**TASKS AND EXERCISES:**
1. In the interview with Abby Geni, how are people brought ashore on the Farallon Islands?
2. Summarize the interview with Abby Geni in two sentences.
3. Carry on the interview with Abby Geni from its final sentence.

**READING TEXT:**
** START **

Abby Geni: I’m a Midwestern girl, born and raised. I grew up a stone’s throw from Lake Michigan, and now I live less than a mile from my childhood home. The Midwest is my heart.

MV: At Midwestern Gothic, we’re very concerned with the influence of setting. How does the island setting of your debut novel, The Lightkeepers, shape the story?

AG: The setting is vital to The Lightkeepers. The book takes place on the Farallon Islands, which are a real chain of tiny islets off the coast of California. The archipelago is a nexus of marine life – whales, sharks, seabirds, octopuses – and an incredibly dangerous place for humans. I fictionalized the place a little bit, but mostly I stayed true to the details, which are more fascinating than anything I could imagine. For instance, there’s no pier on the Farallon Islands; the sea is too wild. People have to be transported to shore by crane. The stony ground is eighty million years old and falling apart, so it’s easy to lose your footing, fall, and hurt yourself. There’s near-constant fog and rain. There are malevolent gulls and lurking great white sharks. The islands are also the most rodent-dense location in the world, overrun by mice. In short, the setting of The Lightkeepers is essential to the menace and wildness of the story.

MV: The last time we interviewed you, it was for your debut short story collection, The Last Animal. How has your writing changed since then?

AG: I think I’ve always been a novelist at heart. When I was younger, I felt that I was practicing my craft, writing shorter pieces as I waited to become a stronger writer, to get older and wiser as a human being, searching for a story that was big and strange and potent enough to span an entire book. In The Last Animal, I organized the stories around a central theme – the relationship between humans and nature – to connect them to one another. Even then, I was thinking about how to structure a whole book, rather than individual pieces: how the stories played off one another, how together they told a greater story than themselves. Now that I’ve begun writing novels, I can’t imagine going back to short stories. I’m a marathoner, not a sprinter.

MV: In many ways, The Lightkeepers seems similar to traditional mystery novels. How does this structure work with the theme of how humans interact with nature?

AG: The joy of a good mystery comes from the human tendency to see patterns everywhere. A mystery, when it’s done right, is an irresistible puzzle box. You collect the clues, identify and discard meaningless information, make sense of all the disparate shards, and try to put them together into a whole. You want the solution, but you also want the process itself, the wonderful untangling.

** END **

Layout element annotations
** START **

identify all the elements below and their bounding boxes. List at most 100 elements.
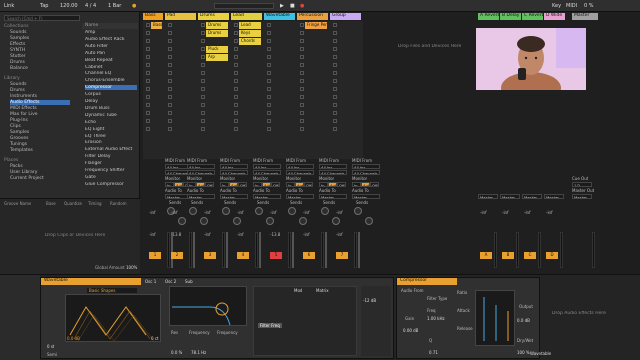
track-activator-button[interactable]: 3 xyxy=(204,252,216,259)
return-output-menu[interactable]: Master xyxy=(522,194,542,199)
category-synth[interactable]: SYNTH xyxy=(10,48,25,53)
track-header[interactable]: Wavetable xyxy=(264,13,295,20)
library-tunings[interactable]: Tunings xyxy=(10,142,27,147)
volume-fader[interactable] xyxy=(193,232,195,268)
clip-slot-button[interactable] xyxy=(201,103,205,107)
monitor-button[interactable]: In xyxy=(187,182,196,187)
clip-slot-button[interactable] xyxy=(201,23,205,27)
clip-slot-button[interactable] xyxy=(201,71,205,75)
send-knob[interactable] xyxy=(200,217,208,225)
track-header[interactable]: Lead xyxy=(231,13,262,20)
volume-fader[interactable] xyxy=(358,232,360,268)
clip-slot-button[interactable] xyxy=(168,47,172,51)
clip-slot-button[interactable] xyxy=(234,111,238,115)
monitor-button[interactable]: Off xyxy=(370,182,379,187)
clip-slot-button[interactable] xyxy=(300,103,304,107)
monitor-button[interactable]: Auto xyxy=(361,182,370,187)
clip-slot-button[interactable] xyxy=(267,63,271,67)
clip-slot-button[interactable] xyxy=(234,127,238,131)
output-menu[interactable]: Master xyxy=(286,194,314,199)
clip-slot-button[interactable] xyxy=(168,23,172,27)
clip-slot-button[interactable] xyxy=(267,127,271,131)
browser-search-input[interactable]: Search (Cmd + F) xyxy=(4,15,80,21)
output-menu[interactable]: Master xyxy=(253,194,281,199)
clip-slot-button[interactable] xyxy=(168,71,172,75)
send-knob[interactable] xyxy=(332,217,340,225)
metronome-icon[interactable]: ● xyxy=(132,3,136,9)
osc-gain-value[interactable]: 0.0 dB xyxy=(67,336,80,341)
send-knob[interactable] xyxy=(178,217,186,225)
clip-slot-button[interactable] xyxy=(333,39,337,43)
return-header[interactable]: C Reverb xyxy=(522,13,543,20)
clip-slot-button[interactable] xyxy=(146,31,150,35)
browser-item[interactable]: Corpus xyxy=(85,92,137,97)
send-knob[interactable] xyxy=(299,217,307,225)
clip-slot-button[interactable] xyxy=(234,87,238,91)
stop-icon[interactable]: ■ xyxy=(290,3,295,9)
clip-slot-button[interactable] xyxy=(300,71,304,75)
clip-slot-button[interactable] xyxy=(234,55,238,59)
clip-slot-button[interactable] xyxy=(201,79,205,83)
send-value[interactable]: -inf xyxy=(303,210,310,215)
monitor-button[interactable]: Off xyxy=(337,182,346,187)
monitor-button[interactable]: Auto xyxy=(229,182,238,187)
tap-button[interactable]: Tap xyxy=(40,3,48,9)
return-output-menu[interactable]: Master xyxy=(500,194,520,199)
track-header[interactable]: Pad xyxy=(165,13,196,20)
clip-slot-button[interactable] xyxy=(234,39,238,43)
monitor-button[interactable]: Off xyxy=(238,182,247,187)
category-effects[interactable]: Effects xyxy=(10,42,25,47)
return-output-menu[interactable]: Master xyxy=(544,194,564,199)
send-value[interactable]: -inf xyxy=(171,210,178,215)
wavetable-title[interactable]: Wavetable xyxy=(41,278,141,285)
track-activator-button[interactable]: 5 xyxy=(270,252,282,259)
send-knob[interactable] xyxy=(233,217,241,225)
input-channel-menu[interactable]: All Channels xyxy=(253,170,281,175)
input-channel-menu[interactable]: All Channels xyxy=(220,170,248,175)
browser-item[interactable]: Compressor xyxy=(85,85,137,91)
output-menu[interactable]: Master xyxy=(352,194,380,199)
library-max-for-live[interactable]: Max for Live xyxy=(10,112,38,117)
clip-slot-button[interactable] xyxy=(267,23,271,27)
category-balance[interactable]: Balance xyxy=(10,66,28,71)
output-menu[interactable]: Master xyxy=(319,194,347,199)
clip-slot-button[interactable] xyxy=(146,39,150,43)
detune-value[interactable]: 0 ct xyxy=(151,336,159,341)
volume-value[interactable]: -13.8 xyxy=(171,232,181,237)
clip-slot-button[interactable] xyxy=(267,103,271,107)
clip-slot-button[interactable] xyxy=(333,23,337,27)
return-send-value[interactable]: -inf xyxy=(546,210,553,215)
clip-slot-button[interactable] xyxy=(333,103,337,107)
tempo-field[interactable]: 120.00 xyxy=(60,3,78,9)
send-knob[interactable] xyxy=(365,217,373,225)
clip-slot-button[interactable] xyxy=(146,127,150,131)
clip-slot-button[interactable] xyxy=(234,95,238,99)
clip-slot-button[interactable] xyxy=(300,95,304,99)
browser-item[interactable]: EQ Three xyxy=(85,134,137,139)
compressor-display[interactable] xyxy=(475,290,515,346)
groove-name-header[interactable]: Groove Name xyxy=(4,201,31,206)
clip-slot-button[interactable] xyxy=(146,55,150,59)
clip-slot-button[interactable] xyxy=(234,23,238,27)
track-activator-button[interactable]: 4 xyxy=(237,252,249,259)
library-samples[interactable]: Samples xyxy=(10,130,29,135)
time-signature[interactable]: 4 / 4 xyxy=(85,3,96,9)
clip-slot-button[interactable] xyxy=(201,63,205,67)
input-channel-menu[interactable]: All Channels xyxy=(187,170,215,175)
category-drums[interactable]: Drums xyxy=(10,60,25,65)
clip[interactable]: Drums xyxy=(206,30,228,37)
library-drums[interactable]: Drums xyxy=(10,88,25,93)
clip-slot-button[interactable] xyxy=(146,111,150,115)
monitor-button[interactable]: Off xyxy=(205,182,214,187)
library-templates[interactable]: Templates xyxy=(10,148,33,153)
monitor-button[interactable]: Off xyxy=(304,182,313,187)
places-user-library[interactable]: User Library xyxy=(10,170,37,175)
clip-slot-button[interactable] xyxy=(300,63,304,67)
track-activator-button[interactable]: 2 xyxy=(171,252,183,259)
clip-slot-button[interactable] xyxy=(201,119,205,123)
clip-slot-button[interactable] xyxy=(201,127,205,131)
clip-slot-button[interactable] xyxy=(333,71,337,75)
clip-slot-button[interactable] xyxy=(201,47,205,51)
browser-item[interactable]: Channel EQ xyxy=(85,71,137,76)
monitor-button[interactable]: Auto xyxy=(174,182,183,187)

** END **

**EXPECTED OUTPUTS:**
1. They are transported to shore by crane, because the sea is too wild for a pier.

2. Abby Geni, a Midwesterner born and raised, says the real Farallon Islands off California are essential to the menace and wildness of her novel The Lightkeepers, with their wild sea, crumbling ground, fog, gulls, sharks and mice. She also says she has always been a novelist at heart, that she organized her story collection The Last Animal around the relationship between humans and nature, and that a good mystery draws on the human tendency to see patterns everywhere.

3.
Human beings look for patterns in everything. We see faces in tree bark and shapes in clouds and images in constellations. Nature is inherently chaotic in a way that’s hard for the human mind to deal with. Nature is both scary and wondrous to us in part because it’s so disorderly – no straight lines, no grids, no rules, no logic. It’s all sprawl and growth and tumble.

In The Lightkeepers, I was interested in what a traditional mystery plot would look like in a wild, chaotic setting. Miranda, the main character, is trying to put the pieces together – a suspicious death, a limited set of suspects, a plethora of motives – but she’s stymied by the danger and disorder of the Farallon Islands, the crumbling stone and wild sea and bloodthirsty gulls. Is she seeing patterns that aren’t there? Is she trying to impose a human story on a wild, un-storied place?

MV: What do you read in between your writing projects?

AG: While I’m writing, I find it hard to read fiction, since I’m creating fiction and I don’t want another author’s mind and story getting knotted up with mine. So I read a lot of nonfiction and genre fiction while I’m actively creating a new book. In between projects, I read all the fiction I can get my hands on. My recent favorites have been The Houseguest by Kim Brooks, The Nobodies Album by Carolyn Pankhurst, and Stories for Wartime by Rebecca Makkai.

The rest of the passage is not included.